Dataset items
============================================================
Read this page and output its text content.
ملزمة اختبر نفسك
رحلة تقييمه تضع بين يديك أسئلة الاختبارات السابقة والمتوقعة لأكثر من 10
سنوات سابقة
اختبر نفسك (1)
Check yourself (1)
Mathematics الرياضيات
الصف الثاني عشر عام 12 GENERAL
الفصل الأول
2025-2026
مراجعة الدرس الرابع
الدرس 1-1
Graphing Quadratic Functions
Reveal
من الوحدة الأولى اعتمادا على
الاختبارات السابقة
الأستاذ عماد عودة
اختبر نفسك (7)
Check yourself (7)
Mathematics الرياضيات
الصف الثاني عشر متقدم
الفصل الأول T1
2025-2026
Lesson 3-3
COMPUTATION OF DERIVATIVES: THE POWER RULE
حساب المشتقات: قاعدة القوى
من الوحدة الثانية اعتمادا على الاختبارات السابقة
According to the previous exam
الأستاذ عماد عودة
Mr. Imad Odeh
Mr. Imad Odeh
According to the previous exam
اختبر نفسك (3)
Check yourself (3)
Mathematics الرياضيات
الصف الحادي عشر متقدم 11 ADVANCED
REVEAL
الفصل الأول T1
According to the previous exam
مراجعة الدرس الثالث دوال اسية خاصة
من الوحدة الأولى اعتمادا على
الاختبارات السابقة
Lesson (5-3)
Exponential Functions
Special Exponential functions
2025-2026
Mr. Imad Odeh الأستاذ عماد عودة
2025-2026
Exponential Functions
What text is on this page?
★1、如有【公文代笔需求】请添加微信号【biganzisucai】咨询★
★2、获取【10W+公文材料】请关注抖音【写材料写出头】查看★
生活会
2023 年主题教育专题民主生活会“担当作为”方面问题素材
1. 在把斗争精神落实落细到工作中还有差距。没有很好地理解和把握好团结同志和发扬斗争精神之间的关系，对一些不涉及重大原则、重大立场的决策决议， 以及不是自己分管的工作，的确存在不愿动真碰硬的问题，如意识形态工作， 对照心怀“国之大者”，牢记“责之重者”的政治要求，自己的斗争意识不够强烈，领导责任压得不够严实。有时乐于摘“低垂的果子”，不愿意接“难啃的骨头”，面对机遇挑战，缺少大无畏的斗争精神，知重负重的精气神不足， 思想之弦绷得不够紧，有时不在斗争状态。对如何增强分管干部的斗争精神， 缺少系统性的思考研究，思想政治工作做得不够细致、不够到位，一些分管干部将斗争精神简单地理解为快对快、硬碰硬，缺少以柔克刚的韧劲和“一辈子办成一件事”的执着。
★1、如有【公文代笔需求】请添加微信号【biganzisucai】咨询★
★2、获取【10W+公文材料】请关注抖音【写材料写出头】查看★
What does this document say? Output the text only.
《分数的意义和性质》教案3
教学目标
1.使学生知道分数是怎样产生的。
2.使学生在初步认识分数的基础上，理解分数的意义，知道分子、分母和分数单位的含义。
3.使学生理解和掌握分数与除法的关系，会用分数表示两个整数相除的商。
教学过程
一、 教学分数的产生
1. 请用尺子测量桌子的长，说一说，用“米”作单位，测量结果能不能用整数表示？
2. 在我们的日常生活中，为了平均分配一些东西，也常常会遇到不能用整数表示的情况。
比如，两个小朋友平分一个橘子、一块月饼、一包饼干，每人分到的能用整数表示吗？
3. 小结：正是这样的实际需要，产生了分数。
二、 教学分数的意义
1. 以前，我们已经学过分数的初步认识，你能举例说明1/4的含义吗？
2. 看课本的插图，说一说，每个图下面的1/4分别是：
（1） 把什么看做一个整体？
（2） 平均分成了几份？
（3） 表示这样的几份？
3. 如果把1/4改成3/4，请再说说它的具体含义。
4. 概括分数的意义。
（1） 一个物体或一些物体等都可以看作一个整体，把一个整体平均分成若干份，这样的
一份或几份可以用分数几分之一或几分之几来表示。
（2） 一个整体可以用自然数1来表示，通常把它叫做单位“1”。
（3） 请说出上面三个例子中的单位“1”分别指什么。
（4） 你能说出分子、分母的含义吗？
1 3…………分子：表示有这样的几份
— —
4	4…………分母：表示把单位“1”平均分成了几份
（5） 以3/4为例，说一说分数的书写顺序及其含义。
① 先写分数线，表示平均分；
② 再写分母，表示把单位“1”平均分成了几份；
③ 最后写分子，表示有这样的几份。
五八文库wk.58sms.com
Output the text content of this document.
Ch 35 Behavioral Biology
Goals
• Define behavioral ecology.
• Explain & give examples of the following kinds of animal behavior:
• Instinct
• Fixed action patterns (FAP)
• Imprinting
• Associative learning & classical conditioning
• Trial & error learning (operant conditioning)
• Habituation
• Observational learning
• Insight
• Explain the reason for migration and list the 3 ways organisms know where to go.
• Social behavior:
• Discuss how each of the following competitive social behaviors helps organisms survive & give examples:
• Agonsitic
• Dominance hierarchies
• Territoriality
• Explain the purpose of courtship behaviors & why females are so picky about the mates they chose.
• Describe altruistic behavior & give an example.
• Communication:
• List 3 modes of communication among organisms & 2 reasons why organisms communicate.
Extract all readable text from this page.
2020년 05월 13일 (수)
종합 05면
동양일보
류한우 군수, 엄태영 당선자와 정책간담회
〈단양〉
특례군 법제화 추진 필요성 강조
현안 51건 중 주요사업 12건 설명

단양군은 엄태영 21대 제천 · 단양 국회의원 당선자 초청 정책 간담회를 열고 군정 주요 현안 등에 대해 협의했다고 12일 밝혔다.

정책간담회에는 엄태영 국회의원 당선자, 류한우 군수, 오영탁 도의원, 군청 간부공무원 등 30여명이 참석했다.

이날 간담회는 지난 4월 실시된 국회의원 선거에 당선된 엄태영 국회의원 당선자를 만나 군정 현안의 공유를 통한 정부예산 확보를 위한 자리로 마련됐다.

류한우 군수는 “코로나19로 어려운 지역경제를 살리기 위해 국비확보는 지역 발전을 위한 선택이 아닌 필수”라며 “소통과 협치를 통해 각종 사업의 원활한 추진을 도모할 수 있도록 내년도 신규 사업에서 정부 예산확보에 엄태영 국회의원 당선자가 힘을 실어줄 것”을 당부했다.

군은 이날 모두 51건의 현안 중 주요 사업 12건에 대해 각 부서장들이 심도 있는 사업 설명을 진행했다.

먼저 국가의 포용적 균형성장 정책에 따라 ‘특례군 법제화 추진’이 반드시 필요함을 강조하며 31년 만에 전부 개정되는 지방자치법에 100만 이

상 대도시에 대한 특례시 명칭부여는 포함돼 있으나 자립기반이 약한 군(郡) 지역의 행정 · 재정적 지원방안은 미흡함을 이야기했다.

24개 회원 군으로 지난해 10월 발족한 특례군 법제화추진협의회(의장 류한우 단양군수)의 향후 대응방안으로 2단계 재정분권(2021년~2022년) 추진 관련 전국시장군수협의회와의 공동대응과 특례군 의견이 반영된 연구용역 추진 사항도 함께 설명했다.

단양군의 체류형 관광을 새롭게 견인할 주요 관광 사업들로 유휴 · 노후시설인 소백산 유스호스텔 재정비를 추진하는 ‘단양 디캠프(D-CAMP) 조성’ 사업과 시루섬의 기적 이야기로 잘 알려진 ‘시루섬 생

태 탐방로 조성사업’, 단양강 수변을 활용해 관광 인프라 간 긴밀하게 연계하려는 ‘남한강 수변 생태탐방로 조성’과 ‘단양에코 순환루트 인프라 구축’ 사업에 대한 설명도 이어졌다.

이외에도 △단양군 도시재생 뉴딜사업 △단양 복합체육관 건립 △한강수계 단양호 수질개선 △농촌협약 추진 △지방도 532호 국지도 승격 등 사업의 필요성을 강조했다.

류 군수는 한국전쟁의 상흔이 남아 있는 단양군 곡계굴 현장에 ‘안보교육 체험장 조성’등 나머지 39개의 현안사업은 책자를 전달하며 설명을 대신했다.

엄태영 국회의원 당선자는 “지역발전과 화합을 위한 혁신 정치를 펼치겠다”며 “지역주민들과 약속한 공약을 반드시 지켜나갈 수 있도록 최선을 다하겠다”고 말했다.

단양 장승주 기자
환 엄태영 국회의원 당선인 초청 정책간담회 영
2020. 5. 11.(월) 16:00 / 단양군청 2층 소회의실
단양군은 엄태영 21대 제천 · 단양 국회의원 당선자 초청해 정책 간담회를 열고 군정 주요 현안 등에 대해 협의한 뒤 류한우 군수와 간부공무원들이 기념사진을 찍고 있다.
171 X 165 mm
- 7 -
============================================================
*Directions*
In the listing, find all lines with the string "following" and copy them.

*Answer for the task*
• Explain & give examples of the following kinds of animal behavior:
• Discuss how each of the following competitive social behaviors helps organisms survive & give examples:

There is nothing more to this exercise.